Entries:
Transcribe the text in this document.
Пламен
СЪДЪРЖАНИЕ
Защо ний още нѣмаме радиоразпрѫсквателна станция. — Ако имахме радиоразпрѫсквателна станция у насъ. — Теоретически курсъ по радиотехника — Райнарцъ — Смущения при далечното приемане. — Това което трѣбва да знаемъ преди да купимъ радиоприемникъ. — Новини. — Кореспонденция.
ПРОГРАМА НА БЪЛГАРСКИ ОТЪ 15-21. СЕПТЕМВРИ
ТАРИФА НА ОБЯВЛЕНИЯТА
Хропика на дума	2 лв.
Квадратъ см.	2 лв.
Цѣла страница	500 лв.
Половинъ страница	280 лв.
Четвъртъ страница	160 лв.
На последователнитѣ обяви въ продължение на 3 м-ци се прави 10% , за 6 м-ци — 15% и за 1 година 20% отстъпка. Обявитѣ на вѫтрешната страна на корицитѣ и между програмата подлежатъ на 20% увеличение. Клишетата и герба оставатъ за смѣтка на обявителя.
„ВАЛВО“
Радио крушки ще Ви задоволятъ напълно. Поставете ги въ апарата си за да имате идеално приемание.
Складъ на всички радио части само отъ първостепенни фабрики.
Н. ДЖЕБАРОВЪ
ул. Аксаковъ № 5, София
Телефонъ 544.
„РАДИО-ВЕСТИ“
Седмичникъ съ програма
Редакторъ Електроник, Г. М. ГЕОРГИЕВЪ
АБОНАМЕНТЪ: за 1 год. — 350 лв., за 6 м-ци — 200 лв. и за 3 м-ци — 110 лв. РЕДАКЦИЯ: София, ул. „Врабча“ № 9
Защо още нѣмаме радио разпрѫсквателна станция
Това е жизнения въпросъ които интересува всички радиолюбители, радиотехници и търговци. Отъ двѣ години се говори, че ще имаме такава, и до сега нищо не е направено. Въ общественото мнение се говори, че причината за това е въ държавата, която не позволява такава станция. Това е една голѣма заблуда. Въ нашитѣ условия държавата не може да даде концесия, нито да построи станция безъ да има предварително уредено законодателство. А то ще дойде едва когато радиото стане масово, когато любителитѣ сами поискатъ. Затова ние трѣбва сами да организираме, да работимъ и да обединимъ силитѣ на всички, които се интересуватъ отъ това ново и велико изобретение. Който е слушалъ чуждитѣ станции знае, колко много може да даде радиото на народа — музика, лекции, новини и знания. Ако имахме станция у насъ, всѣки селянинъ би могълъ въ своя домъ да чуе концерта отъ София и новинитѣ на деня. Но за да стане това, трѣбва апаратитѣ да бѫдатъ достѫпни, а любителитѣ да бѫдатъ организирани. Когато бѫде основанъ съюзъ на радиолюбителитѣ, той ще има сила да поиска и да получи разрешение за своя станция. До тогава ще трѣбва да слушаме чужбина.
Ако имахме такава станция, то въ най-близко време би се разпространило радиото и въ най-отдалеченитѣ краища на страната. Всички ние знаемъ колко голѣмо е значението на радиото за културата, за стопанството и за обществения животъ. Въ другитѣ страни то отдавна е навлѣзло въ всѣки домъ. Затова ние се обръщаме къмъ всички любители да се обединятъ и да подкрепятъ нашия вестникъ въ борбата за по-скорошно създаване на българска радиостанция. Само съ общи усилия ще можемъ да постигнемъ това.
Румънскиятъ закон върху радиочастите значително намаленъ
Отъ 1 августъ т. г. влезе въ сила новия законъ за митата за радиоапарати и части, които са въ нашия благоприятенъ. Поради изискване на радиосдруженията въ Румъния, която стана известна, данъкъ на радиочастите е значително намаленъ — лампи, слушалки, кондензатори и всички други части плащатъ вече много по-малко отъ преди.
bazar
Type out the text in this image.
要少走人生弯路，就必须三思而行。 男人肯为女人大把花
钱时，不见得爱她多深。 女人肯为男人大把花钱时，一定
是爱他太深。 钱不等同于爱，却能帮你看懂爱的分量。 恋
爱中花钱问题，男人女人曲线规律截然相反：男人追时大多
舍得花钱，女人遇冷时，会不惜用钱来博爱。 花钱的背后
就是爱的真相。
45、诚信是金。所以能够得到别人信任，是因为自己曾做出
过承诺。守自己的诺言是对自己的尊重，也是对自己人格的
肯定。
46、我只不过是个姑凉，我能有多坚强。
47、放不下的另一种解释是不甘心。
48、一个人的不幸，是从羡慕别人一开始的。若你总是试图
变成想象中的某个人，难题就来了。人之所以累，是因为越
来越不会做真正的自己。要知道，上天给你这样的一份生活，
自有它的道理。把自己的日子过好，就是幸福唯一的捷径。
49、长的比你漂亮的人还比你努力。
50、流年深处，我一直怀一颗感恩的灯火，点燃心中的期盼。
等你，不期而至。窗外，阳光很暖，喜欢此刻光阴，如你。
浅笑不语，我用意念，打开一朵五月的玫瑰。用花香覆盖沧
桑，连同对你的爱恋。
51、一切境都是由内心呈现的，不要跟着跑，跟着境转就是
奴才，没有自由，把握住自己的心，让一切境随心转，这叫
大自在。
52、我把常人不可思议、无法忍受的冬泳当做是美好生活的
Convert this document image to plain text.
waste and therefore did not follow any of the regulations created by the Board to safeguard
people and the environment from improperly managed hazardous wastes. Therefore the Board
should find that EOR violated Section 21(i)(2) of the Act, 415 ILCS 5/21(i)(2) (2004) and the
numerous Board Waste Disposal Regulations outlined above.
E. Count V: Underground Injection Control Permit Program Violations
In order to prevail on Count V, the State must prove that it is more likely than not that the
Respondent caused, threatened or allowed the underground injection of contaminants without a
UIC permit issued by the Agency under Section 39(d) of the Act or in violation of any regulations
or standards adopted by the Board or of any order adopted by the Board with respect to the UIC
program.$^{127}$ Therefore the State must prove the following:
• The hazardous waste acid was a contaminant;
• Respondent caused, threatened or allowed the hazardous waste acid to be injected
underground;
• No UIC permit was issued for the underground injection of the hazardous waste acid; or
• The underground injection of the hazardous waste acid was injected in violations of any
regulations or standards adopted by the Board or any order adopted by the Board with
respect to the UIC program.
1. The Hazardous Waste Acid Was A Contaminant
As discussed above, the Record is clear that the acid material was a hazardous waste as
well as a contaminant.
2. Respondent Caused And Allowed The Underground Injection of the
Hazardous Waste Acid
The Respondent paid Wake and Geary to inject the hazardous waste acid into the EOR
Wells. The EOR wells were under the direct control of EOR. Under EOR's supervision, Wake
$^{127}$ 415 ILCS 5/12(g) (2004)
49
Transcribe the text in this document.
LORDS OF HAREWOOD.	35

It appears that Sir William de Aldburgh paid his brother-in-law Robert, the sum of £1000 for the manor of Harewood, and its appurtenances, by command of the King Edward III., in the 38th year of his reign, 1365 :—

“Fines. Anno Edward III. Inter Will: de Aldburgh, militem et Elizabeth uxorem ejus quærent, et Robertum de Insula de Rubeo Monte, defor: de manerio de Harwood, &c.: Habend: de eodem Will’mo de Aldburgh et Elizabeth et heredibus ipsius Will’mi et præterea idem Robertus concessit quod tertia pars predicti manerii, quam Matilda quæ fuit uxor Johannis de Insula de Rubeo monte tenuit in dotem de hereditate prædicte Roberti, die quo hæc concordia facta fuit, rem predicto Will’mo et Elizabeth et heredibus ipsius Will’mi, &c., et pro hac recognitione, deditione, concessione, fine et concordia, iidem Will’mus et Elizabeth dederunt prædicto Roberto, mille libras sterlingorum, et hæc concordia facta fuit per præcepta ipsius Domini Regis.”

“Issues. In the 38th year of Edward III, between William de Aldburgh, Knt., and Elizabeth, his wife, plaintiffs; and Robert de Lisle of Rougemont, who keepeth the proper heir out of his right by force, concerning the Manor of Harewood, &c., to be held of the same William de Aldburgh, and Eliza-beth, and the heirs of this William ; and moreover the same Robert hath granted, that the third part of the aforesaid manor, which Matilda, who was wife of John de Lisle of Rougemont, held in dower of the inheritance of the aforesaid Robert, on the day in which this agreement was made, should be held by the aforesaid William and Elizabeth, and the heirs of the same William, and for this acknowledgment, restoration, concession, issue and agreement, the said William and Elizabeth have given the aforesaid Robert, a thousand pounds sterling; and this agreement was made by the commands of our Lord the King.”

Exercise:
Copy all lines from the material that contain "text".

Solution for this problem:
Transcribe the text in this document.
Type out the text in this image.
Convert this document image to plain text.
Transcribe the text in this document.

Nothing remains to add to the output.